◆ Work request 1 ◆
According to the article on the WhatsApp lawsuit against NSO Group, when is the separate trial to determine damages scheduled to begin?
◆ Work request 2 ◆
Set down word for word the portion of the article on the WhatsApp lawsuit against NSO Group starting at "The Meta-owned messaging" and ending at "federal hacking laws.".
◆ Work request 3 ◆
Take the article on the WhatsApp lawsuit against NSO Group further, picking up after its final sentence.

◆ Supplied passage ◆
Pegasus Spyware Manufacturer NSO Group Found Liable in WhatsApp Lawsuit, Violated US State and Federal Hacking Laws
The bnanned NSO Group’s infamous Pegasus spyware, is in more trouble as WhatsApp has prevailed over it in court.
The Meta-owned messaging app accused the Israel-based spyware firm of exploiting a bug in its platform to leverage its attacks, with the court finding that NSO is liable and in violation of both state and federal hacking laws.
The ruling sets a precedent that NSO is responsible for how customers use the Pegasus spyware, and that US courts will potentially hold it liable for any attacks on US targets. The WhatsApp case began in 2019, well before the “Pegasus Papers” exposed the use of “clickless” zero-day exploits that compromised iPhone users via text messages. The company previously used other approaches that required users to interact with messages to download malware, including via WhatsApp.
Pegasus spyware found guilty, faces separate trial to determine damages payable to WhatsApp
WhatsApp initiated legal proceedings after discovering that NSO Group had used the Pegasus spyware to infect the phones of about 1,400 people via its messaging service over the course of two weeks in May 2019. The case took over five years to resolve, with the judge noting that NSO repeatedly failed to comply with court orders and slowed the process down as much as it was able to.
One of the central issues was that NSO repeatedly failed to make the Pegasus spyware source code available to WhatsApp as instructed by the court, and when it did it initially tried to make it viewable only by an Israeli citizen who was in Israel at the time. The judge said that this directly contributed to her decision to allow sanctions against the company.
The case was also slowed by repeated appeals, as it gradually worked its way to the Supreme Court before being returned to the Northern District of California to proceed.
In 2020 NSO Group petitioned for “conduct-based immunity” under a claim that it was a foreign official acting in an official capacity. A trial judge’s decision against it was sent to the 9th U.S. Circuit Court of Appeals and then the Supreme Court, which both rejected the claim.
NSO Group was found to not only have exceeded its legal level of access to the WhatsApp servers and broken the terms of service, but to also have violated the US Computer Fraud and Abuse Act as well as the state of California’s Comprehensive Computer Data Access and Fraud Act.
The company will have to pay damages to Meta, which will be determined in a separate trial scheduled to begin in March 2025.

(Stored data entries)
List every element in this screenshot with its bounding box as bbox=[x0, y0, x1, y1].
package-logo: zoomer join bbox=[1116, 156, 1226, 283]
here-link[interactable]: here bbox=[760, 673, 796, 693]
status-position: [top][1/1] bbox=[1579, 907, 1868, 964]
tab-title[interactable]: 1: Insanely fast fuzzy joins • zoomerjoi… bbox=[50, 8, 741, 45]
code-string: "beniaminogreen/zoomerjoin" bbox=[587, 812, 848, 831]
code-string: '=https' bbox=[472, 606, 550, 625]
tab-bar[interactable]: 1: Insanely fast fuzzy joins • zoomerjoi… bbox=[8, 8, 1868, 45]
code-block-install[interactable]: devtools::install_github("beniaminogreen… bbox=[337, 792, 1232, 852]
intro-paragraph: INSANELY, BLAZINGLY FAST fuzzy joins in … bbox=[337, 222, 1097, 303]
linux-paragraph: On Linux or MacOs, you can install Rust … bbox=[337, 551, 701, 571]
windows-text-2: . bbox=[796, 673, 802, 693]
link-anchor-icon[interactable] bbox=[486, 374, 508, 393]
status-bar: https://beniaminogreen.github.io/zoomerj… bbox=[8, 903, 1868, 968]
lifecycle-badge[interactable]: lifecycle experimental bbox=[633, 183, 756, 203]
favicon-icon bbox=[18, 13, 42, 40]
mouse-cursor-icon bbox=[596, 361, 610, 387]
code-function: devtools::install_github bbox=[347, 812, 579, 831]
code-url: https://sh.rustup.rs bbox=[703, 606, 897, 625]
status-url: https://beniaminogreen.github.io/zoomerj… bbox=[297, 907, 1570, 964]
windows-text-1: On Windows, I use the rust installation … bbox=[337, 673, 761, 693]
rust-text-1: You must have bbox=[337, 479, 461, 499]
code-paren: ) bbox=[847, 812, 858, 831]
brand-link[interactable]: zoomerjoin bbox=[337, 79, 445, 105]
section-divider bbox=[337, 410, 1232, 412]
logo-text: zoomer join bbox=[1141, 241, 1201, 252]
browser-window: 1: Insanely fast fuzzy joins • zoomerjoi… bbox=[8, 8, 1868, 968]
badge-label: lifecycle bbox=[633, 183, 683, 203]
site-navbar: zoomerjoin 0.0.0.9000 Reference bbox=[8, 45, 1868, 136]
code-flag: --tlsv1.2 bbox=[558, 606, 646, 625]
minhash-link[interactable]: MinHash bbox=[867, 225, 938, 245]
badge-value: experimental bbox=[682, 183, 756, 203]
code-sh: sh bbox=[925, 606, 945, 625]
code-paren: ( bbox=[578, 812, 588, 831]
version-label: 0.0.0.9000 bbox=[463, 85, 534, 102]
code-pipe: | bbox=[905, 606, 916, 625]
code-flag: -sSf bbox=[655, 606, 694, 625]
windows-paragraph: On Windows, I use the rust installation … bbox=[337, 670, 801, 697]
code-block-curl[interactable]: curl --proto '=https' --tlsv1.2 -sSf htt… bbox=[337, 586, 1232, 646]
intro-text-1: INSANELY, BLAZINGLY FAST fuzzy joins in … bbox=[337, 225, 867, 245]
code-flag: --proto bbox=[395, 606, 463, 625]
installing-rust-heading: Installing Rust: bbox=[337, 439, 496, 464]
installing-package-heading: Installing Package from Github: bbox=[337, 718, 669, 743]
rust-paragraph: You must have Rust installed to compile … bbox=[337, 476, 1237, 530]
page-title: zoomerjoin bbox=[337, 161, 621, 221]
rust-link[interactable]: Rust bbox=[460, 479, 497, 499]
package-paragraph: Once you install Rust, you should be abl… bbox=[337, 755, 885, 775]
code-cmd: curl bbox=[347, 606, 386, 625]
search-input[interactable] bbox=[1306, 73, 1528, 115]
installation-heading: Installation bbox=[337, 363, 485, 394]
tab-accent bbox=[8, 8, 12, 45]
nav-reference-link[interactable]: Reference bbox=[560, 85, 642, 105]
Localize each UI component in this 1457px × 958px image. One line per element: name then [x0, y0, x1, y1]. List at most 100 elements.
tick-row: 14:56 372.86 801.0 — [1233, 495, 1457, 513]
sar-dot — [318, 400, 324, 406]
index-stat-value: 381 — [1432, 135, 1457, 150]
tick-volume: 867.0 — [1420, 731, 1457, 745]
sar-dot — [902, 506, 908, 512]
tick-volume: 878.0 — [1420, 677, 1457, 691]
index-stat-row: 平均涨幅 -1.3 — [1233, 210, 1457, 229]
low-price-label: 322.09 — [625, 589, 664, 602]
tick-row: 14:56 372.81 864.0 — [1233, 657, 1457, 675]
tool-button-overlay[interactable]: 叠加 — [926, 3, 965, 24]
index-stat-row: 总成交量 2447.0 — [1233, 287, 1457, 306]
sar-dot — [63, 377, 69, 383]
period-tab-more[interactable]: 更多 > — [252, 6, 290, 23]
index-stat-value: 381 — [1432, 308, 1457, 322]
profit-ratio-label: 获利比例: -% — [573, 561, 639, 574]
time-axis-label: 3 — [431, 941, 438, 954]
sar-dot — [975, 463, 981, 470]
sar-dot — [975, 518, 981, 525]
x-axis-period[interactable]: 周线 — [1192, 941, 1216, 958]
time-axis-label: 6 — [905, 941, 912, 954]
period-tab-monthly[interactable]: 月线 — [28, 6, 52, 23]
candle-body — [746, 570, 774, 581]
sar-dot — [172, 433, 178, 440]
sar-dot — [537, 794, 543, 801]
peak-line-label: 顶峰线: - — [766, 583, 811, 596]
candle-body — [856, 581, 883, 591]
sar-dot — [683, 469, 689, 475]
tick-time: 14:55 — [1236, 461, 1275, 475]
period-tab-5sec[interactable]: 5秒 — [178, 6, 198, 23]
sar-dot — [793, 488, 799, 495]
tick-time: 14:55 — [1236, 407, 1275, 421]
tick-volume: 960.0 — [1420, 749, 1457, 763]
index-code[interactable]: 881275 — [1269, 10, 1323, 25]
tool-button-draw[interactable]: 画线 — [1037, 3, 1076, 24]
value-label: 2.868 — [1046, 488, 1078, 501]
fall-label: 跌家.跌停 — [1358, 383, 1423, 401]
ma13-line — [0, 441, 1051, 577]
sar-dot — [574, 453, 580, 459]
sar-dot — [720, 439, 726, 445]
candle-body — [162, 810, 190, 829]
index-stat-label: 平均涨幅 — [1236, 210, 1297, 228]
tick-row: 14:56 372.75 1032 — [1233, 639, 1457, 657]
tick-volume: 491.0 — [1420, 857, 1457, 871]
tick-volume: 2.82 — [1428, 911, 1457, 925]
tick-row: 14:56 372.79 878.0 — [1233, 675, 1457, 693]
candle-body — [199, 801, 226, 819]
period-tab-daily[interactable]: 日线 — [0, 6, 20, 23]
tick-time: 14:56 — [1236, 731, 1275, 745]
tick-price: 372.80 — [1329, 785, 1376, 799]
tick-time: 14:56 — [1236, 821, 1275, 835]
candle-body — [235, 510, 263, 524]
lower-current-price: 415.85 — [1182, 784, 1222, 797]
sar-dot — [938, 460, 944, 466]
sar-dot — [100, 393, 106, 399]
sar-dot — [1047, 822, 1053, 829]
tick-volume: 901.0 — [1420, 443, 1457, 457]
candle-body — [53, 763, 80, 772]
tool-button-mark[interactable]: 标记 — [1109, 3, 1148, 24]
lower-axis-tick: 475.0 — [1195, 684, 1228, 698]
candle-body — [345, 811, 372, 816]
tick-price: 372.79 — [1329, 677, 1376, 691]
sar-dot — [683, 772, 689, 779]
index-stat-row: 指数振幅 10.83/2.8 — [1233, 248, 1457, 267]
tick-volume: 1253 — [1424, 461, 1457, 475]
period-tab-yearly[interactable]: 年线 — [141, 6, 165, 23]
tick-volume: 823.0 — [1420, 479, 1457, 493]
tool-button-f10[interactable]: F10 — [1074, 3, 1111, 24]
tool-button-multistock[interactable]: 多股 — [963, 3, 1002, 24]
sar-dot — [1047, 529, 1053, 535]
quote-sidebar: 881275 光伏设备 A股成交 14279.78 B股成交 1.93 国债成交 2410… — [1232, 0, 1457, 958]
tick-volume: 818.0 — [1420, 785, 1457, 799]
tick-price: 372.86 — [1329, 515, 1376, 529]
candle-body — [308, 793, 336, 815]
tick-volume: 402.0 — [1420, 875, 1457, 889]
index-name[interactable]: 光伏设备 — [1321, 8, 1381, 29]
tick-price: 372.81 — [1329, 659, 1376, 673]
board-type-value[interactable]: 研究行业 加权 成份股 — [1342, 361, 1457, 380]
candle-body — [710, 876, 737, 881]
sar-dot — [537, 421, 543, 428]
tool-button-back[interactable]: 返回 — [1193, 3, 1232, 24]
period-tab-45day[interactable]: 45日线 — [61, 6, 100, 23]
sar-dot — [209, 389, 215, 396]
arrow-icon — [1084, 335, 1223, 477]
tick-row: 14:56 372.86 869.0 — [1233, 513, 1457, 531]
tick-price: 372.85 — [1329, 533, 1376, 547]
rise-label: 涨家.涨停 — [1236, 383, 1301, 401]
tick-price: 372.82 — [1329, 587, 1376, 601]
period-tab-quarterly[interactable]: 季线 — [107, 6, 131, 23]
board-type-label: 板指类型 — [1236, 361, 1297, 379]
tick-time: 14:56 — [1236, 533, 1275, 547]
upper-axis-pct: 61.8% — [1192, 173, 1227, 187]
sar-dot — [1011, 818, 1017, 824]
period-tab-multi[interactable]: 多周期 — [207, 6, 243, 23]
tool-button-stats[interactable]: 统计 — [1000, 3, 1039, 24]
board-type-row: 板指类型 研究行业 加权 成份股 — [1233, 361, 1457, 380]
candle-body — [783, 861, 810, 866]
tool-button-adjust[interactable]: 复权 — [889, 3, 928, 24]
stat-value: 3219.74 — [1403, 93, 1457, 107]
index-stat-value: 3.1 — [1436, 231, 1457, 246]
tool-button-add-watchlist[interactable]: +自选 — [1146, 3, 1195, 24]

◆ Answer box 1 ◆
March 2025

◆ Answer box 2 ◆
The Meta-owned messaging app accused the Israel-based spyware firm of exploiting a bug in its platform to leverage its attacks, with the court finding that NSO is liable and in violation of both state and federal hacking laws.

◆ Answer box 3 ◆
Pegasus spyware has specialized in abusing numerous software flaws
Though WhatsApp discovered the flaw in May 2019 and filed its complaint against NSO Group later that year, the court documents revealed that the company continued to incorporate WhatsApp in the Pegasus spyware until May 2020. NSO’s stock-in-trade has been finding these novel and highly dangerous exploits, and jumping from one to the other over the years as they are eventually discovered and patched out.
The company has consistently defended its actions by claiming it only sells its product to legitimate law enforcement and anti-terrorist agencies, and that it screens out dictatorships or authoritarian governments that might use it for activist, press or dissident surveillance.
Though NSO Group has been subject to blacklists and bans, this is the first time the Pegasus spyware has had a judgement made against it in a court. The legal precedent only applies in the United States, but it shoots down another of NSO’s core defenses of its product: that it cannot be held responsible for the actions customers take with it. The court filings may be of use in other cases, in that they establish that NSO directly participates in “installing and extracting” the malware used to siphon information from target devices.
Apple had a similar case against NSO Group in the works, after the Pegasus spyware exploited vulnerabilities in its iMessage system on at least two different occasions. Both of these vulnerabilities would enable the attacker to gain nearly complete access to the target phone with a text message, even if the victim did not open or interact with the message.
Apple opted to drop that case in September of this year, noting that proceeding with the case could expose sensitive information about its threat intelligence program. While it might be able to hold NSO to account, the information it would reveal in the process could be picked up by similar spyware vendors around the world and used against them.